* _Exercise objective_
From the data below, return each line in which the string "currently" is found.

* _The data_
************

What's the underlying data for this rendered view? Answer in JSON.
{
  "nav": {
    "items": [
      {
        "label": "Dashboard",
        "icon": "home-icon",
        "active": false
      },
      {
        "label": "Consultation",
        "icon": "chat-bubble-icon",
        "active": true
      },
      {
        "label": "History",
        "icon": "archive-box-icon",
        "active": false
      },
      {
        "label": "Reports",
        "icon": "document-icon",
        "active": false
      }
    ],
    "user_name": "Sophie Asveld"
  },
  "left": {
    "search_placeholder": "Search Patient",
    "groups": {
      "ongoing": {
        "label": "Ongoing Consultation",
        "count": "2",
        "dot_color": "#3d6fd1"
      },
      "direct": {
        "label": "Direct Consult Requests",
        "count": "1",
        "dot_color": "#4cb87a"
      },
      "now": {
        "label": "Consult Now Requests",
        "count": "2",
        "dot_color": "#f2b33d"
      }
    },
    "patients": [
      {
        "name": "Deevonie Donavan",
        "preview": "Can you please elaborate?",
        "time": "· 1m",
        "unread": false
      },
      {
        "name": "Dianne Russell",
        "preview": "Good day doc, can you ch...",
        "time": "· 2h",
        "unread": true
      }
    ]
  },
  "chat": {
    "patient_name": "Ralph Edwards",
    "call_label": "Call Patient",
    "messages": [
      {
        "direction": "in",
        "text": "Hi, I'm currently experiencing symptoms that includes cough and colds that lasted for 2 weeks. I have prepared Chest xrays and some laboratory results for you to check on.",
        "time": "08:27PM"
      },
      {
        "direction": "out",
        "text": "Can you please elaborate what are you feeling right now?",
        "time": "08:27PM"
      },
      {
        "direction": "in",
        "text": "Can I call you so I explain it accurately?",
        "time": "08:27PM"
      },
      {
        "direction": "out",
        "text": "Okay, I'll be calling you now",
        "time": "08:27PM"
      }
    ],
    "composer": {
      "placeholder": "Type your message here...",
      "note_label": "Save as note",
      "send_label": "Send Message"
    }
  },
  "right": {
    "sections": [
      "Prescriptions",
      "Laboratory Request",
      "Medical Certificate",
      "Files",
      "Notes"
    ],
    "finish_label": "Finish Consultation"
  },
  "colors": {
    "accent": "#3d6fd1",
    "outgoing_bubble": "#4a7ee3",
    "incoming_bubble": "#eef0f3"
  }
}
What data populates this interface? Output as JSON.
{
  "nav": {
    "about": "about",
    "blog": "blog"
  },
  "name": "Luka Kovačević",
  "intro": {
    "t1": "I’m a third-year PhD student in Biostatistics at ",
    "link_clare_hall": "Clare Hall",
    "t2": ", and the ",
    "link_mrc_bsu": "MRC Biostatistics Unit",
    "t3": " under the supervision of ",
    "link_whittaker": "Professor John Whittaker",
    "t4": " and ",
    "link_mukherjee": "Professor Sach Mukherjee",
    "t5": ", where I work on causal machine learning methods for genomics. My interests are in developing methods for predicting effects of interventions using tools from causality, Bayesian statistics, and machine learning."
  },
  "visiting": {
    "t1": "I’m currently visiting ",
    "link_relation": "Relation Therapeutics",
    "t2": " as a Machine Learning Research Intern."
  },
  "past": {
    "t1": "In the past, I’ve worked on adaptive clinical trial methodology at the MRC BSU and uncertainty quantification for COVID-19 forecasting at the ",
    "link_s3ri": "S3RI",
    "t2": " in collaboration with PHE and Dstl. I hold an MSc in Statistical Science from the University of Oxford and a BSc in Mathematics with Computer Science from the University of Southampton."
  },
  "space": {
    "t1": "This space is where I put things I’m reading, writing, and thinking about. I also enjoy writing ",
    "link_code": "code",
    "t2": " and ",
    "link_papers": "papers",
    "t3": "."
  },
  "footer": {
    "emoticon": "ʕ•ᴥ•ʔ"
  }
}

************

* _Exercise answer_
        "text": "Hi, I'm currently experiencing symptoms that includes cough and colds that lasted for 2 weeks. I have prepared Chest xrays and some laboratory results for you to check on.",
    "t1": "I’m currently visiting ",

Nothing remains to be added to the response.